**Set problem**
Give the number of lines containing "left" in this listing, with no other words.

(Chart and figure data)
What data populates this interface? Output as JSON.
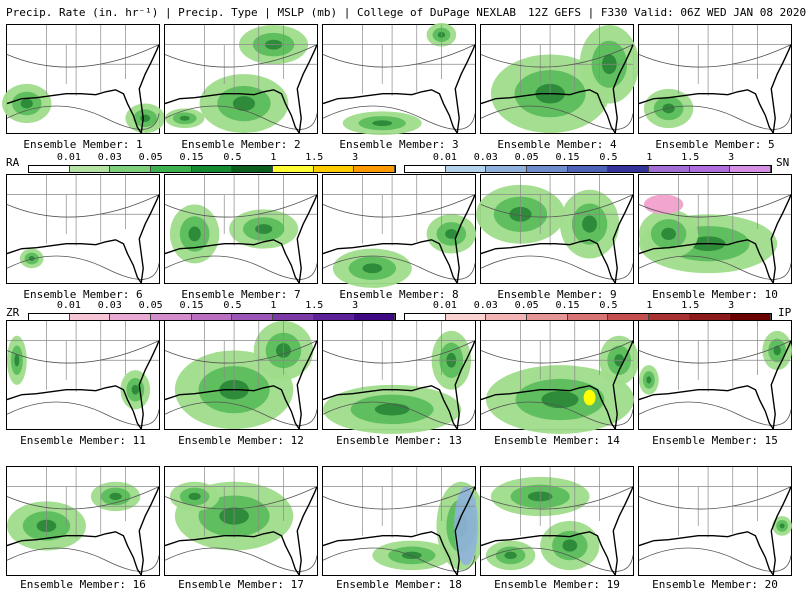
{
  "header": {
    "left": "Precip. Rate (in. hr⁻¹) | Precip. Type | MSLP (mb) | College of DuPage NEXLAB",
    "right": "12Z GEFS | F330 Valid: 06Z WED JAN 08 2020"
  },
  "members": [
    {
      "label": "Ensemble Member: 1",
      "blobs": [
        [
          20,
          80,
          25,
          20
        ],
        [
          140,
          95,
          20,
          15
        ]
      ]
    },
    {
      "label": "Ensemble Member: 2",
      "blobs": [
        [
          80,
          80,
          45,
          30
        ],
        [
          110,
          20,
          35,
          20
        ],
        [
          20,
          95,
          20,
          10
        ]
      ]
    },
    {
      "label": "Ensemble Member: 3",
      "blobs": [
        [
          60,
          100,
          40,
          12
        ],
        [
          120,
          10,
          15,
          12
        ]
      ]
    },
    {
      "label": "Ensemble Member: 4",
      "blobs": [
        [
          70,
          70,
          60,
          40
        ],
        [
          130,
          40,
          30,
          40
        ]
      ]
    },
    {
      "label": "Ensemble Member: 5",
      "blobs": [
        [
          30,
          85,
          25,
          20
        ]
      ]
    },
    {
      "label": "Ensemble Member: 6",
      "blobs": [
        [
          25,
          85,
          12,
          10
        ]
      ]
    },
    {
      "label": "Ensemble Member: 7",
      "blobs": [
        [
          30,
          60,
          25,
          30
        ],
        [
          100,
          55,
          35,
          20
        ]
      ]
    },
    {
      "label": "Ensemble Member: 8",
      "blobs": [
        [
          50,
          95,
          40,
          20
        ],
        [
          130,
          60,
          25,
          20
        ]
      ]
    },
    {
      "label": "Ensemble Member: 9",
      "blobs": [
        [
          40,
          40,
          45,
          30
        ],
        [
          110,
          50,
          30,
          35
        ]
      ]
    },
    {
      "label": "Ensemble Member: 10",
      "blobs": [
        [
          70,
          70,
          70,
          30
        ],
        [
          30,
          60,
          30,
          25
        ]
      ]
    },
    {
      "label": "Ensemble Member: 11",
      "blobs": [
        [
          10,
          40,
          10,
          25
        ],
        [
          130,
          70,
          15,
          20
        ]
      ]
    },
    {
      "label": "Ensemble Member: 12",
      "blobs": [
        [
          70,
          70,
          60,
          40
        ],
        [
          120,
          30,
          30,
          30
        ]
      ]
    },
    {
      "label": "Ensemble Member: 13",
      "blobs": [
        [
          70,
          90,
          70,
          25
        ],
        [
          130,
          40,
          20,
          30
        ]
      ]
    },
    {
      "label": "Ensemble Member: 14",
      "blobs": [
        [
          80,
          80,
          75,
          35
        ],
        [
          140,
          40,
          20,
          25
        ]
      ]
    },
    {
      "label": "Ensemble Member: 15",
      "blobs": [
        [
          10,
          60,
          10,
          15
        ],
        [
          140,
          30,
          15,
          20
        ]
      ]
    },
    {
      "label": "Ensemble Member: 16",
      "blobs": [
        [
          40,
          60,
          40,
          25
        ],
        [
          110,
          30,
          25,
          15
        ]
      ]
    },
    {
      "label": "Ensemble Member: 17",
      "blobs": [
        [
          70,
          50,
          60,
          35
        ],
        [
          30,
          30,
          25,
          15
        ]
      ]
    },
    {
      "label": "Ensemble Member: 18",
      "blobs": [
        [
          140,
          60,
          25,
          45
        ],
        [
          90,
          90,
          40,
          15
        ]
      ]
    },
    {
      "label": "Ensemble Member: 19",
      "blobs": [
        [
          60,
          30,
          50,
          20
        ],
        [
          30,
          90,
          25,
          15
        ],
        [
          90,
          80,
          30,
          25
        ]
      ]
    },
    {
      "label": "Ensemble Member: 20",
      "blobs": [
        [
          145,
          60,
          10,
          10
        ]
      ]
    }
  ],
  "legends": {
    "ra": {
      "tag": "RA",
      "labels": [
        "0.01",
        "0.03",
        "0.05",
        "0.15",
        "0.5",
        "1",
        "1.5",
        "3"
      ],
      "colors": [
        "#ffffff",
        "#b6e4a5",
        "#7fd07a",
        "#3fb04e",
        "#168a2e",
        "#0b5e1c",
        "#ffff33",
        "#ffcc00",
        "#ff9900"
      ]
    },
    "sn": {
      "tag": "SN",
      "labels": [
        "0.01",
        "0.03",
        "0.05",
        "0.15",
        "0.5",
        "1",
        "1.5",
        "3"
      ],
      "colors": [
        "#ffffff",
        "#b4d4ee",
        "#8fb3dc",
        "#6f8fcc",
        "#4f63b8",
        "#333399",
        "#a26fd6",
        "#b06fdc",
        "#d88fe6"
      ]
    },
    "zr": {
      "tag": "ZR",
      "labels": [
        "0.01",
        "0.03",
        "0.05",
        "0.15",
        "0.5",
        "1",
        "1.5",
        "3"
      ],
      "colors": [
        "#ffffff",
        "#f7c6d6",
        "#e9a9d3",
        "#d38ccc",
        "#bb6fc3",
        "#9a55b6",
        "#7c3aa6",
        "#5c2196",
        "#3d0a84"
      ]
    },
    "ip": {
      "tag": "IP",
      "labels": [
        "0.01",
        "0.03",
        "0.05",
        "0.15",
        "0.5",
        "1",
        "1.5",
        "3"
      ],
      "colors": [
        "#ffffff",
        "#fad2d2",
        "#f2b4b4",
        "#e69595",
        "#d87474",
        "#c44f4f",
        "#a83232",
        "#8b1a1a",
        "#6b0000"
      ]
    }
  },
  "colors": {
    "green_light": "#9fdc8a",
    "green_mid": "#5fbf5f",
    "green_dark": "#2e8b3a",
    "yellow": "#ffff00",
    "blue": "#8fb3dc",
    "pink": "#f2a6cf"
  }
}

--

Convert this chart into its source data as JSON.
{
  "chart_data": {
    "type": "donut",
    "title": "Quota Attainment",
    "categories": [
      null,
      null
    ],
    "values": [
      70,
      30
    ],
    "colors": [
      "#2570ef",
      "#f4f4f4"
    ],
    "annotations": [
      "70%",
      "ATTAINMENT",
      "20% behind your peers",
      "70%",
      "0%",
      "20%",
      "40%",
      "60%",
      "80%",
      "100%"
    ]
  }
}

...

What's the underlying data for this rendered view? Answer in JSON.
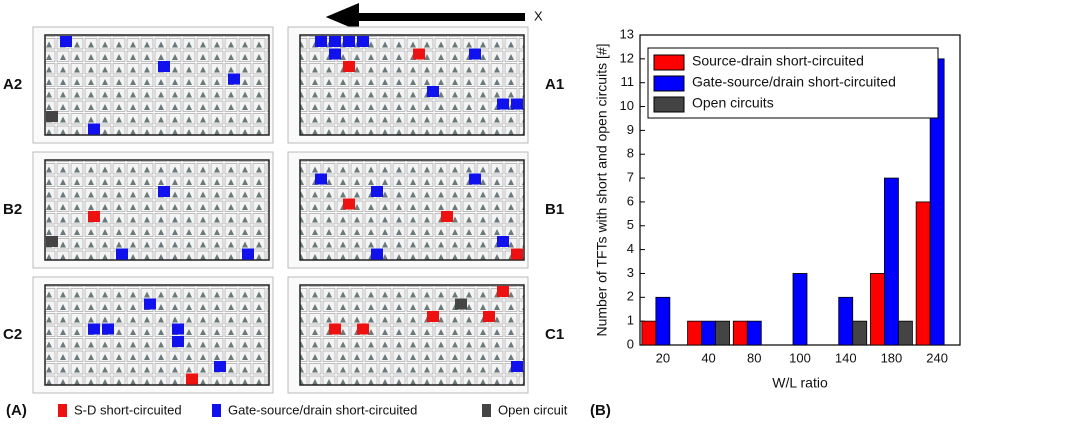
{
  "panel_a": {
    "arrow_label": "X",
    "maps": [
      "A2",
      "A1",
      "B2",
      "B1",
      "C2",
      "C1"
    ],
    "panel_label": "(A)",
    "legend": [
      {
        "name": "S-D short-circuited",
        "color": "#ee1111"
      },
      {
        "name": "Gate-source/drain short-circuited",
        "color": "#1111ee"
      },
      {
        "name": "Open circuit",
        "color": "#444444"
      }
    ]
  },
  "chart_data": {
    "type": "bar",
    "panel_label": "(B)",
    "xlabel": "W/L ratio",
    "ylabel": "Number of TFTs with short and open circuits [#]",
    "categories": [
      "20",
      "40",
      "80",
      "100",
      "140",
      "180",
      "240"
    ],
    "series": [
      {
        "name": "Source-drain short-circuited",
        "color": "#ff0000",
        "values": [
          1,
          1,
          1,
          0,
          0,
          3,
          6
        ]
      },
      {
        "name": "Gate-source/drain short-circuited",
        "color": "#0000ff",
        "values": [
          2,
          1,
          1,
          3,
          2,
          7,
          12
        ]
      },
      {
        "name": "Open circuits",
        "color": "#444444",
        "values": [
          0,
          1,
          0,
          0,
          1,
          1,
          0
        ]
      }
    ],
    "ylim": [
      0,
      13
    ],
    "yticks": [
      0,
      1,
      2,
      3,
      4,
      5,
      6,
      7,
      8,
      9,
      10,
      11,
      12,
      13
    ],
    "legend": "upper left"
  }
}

**Exercise answer**
2